[SET TASK] Reproduce, word for word, the stretch of the Cloudify blog post starting at "First, someone gave" and ending at "couple of Videos.".

[READING PASSAGE]
········
Wednesday, January 1, 2020

Cloudify

I have been doing some work with Cloudify.

First, someone gave me access to an instance. Without spending up-front time reading up on Cloudify, I always try to see if I can intuitively figure it out without reading anything.

Not the case with Cloudify.

I had to take some steps to "get into" Cloudify, and I will recap some of those.

1. I went to YouTube, and watched a couple of Videos.

This was somewhat valuable, but I felt this was "hands-on" technology. I knew I would need to install this in my home lab to get proficient with it; that was clear from watching the videos.

2. I logged onto a Cloudify Instance, and looked through the UI

I saw the Blueprints, but couldn't read any of the meta information. Finally I figured out that if I switched browsers, I could scroll down and see the descriptors.
········
[RECORDS]
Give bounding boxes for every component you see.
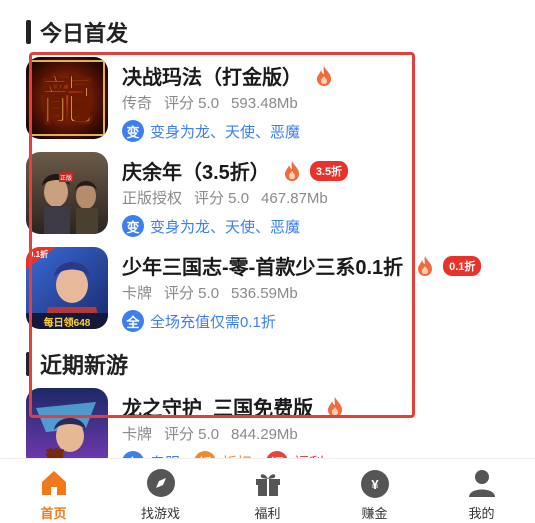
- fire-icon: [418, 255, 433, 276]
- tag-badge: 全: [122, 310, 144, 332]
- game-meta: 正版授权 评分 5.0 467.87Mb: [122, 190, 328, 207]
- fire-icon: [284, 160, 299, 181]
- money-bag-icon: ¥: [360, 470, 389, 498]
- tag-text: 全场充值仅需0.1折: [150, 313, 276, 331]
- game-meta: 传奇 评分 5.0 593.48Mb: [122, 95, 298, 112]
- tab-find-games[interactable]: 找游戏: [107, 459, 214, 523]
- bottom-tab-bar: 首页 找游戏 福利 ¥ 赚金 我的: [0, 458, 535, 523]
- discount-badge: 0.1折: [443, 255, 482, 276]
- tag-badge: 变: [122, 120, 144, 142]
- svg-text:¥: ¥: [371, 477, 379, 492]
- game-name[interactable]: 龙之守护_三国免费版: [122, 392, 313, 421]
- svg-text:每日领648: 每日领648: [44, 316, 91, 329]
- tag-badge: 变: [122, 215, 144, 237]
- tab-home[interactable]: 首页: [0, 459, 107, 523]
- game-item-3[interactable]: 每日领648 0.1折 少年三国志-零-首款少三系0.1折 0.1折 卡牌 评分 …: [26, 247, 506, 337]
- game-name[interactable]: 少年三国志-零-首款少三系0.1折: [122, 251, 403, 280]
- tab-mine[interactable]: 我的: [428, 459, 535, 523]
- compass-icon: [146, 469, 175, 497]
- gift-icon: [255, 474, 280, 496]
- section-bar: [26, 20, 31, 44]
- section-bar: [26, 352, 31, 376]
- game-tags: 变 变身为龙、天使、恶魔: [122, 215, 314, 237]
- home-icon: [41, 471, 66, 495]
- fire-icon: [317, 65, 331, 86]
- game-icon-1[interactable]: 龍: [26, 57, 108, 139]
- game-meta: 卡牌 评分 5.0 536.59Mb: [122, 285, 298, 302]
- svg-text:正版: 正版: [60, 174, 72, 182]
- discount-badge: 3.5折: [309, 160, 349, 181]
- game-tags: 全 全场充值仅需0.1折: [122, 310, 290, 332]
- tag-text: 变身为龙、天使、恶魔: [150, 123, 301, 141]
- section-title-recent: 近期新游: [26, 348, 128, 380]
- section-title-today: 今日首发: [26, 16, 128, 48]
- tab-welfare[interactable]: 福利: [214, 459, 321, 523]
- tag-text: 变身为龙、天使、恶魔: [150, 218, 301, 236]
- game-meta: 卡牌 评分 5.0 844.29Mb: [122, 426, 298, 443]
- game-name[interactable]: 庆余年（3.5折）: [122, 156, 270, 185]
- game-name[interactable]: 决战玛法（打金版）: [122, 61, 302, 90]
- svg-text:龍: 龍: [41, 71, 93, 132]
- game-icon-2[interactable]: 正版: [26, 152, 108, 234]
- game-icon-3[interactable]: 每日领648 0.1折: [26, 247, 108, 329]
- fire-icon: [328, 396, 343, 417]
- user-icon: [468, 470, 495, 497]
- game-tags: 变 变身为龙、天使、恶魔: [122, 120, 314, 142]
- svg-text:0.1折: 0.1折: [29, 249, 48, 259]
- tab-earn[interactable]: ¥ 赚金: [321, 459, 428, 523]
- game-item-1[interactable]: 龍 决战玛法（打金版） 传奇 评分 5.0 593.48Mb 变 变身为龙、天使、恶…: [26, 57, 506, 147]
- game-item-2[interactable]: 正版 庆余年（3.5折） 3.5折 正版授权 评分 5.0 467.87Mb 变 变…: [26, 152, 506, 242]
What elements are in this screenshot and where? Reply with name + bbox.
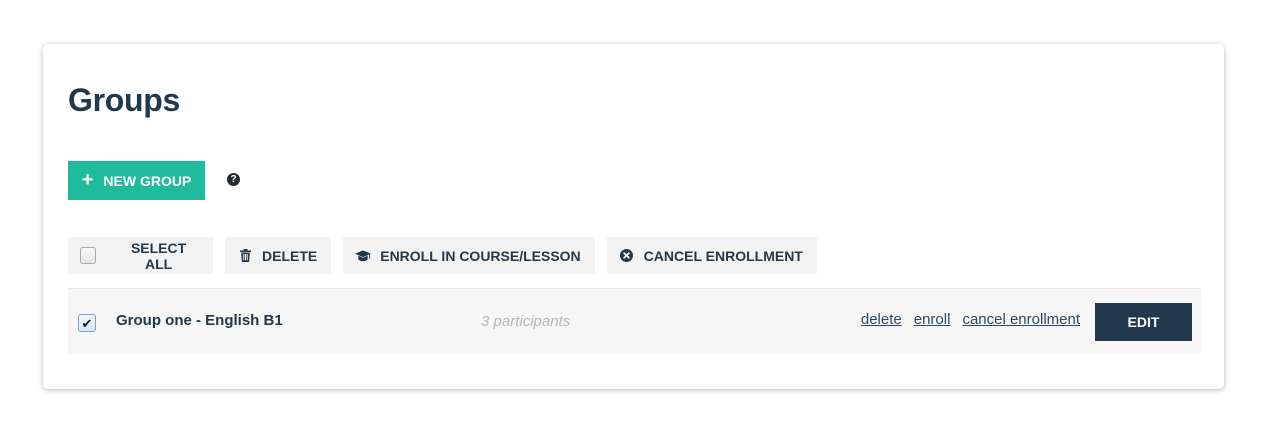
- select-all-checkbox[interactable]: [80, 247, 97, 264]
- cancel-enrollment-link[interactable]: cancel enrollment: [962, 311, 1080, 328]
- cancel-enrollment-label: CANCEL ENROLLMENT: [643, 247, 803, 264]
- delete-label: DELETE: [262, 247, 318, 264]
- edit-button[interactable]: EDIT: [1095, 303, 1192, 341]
········
[RESPONSE]
First, someone gave me access to an instance. Without spending up-front time reading up on Cloudify, I always try to see if I can intuitively figure it out without reading anything.

Not the case with Cloudify.

I had to take some steps to "get into" Cloudify, and I will recap some of those.

1. I went to YouTube, and watched a couple of Videos.